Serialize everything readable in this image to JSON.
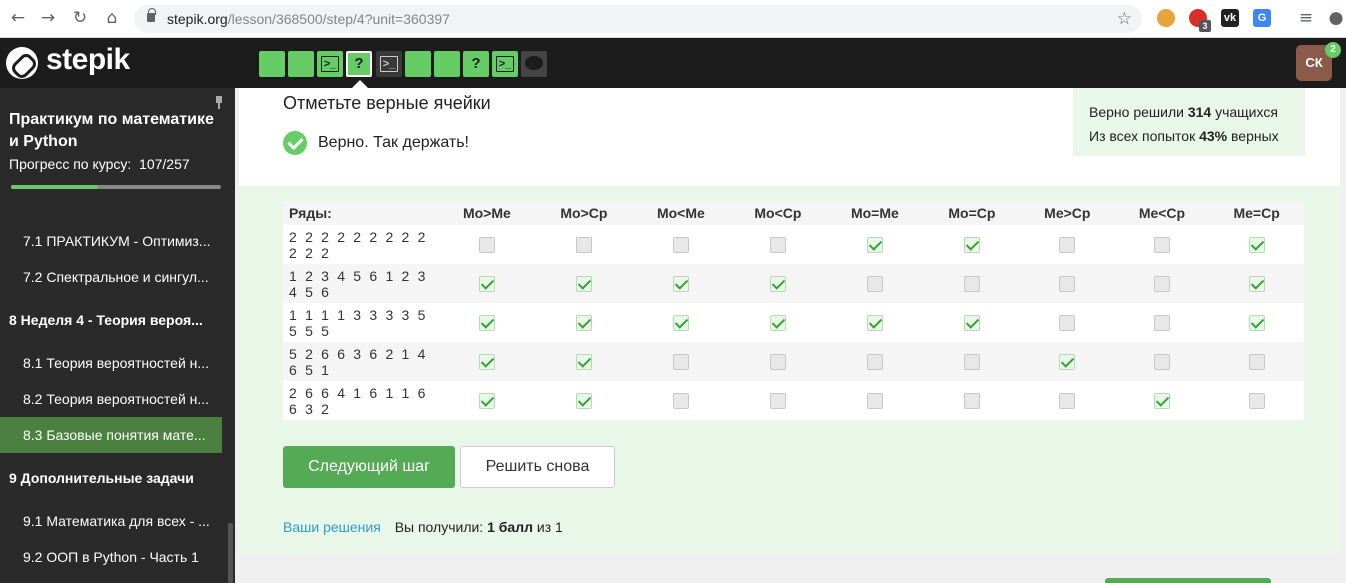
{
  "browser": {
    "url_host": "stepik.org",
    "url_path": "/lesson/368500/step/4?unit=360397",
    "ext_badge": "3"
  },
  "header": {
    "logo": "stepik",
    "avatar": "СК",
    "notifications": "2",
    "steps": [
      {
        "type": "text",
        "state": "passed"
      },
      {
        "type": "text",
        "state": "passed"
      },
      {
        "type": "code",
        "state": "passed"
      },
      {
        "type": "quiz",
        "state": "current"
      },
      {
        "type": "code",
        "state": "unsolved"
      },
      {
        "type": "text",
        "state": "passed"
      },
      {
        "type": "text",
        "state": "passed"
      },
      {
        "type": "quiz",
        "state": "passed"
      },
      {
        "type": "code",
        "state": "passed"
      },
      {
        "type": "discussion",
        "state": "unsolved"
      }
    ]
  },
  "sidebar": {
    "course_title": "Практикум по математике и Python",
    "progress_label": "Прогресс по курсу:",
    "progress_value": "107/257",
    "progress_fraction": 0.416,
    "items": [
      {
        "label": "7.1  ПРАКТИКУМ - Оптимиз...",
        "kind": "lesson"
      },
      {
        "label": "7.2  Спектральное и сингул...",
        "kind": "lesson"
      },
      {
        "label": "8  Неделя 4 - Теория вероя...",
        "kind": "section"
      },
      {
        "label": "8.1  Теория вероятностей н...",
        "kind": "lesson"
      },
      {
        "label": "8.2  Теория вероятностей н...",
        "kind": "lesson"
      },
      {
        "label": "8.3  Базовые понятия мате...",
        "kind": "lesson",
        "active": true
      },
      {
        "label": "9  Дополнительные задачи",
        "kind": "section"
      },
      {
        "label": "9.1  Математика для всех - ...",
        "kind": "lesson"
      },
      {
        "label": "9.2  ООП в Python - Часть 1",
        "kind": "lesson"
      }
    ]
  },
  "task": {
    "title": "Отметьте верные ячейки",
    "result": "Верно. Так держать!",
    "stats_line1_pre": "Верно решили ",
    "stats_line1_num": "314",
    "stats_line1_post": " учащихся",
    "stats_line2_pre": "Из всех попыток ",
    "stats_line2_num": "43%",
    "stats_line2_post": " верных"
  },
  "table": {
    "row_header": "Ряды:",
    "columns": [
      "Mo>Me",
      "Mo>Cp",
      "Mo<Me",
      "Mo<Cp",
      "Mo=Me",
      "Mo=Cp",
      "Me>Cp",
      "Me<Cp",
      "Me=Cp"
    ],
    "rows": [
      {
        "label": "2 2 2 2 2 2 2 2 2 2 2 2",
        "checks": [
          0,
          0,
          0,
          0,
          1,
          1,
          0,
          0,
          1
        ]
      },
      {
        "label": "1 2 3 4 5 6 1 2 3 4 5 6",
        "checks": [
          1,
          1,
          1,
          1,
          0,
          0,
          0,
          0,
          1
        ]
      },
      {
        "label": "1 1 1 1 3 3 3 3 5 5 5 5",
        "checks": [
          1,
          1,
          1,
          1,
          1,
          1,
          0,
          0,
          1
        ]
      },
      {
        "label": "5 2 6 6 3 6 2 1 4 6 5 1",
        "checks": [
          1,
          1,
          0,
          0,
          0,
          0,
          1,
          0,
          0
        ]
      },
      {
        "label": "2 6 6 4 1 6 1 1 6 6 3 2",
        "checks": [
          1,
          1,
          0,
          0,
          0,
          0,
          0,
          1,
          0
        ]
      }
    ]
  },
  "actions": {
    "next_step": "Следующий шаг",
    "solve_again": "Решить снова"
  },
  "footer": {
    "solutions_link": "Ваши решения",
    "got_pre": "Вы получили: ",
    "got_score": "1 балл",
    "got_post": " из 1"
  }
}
---
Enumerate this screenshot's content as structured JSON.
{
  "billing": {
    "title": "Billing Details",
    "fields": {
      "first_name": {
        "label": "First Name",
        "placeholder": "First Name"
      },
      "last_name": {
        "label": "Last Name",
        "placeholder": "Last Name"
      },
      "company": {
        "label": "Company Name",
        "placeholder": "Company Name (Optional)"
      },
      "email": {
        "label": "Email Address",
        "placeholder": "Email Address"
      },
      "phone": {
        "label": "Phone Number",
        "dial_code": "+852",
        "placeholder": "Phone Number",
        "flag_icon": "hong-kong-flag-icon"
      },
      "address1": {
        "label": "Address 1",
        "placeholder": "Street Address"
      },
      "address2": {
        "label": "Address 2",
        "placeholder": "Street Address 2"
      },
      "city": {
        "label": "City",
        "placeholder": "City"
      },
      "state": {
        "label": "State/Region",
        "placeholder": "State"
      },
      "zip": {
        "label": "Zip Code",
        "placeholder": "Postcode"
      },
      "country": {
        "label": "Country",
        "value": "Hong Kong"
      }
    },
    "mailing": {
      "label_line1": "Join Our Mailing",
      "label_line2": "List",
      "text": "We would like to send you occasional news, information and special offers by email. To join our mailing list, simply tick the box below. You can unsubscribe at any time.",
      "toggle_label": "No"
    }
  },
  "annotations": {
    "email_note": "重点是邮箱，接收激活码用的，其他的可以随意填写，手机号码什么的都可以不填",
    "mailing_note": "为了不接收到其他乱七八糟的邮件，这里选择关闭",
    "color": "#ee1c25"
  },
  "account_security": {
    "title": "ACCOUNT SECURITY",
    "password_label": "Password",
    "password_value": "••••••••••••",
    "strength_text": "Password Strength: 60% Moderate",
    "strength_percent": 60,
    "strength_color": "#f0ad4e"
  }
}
---
**STATED GOAL:** Copy down every line of the material above that includes the string "Верно".

**WRITTEN REPLY:**
    "result": "Верно. Так держать!",
    "stats_line1_pre": "Верно решили ",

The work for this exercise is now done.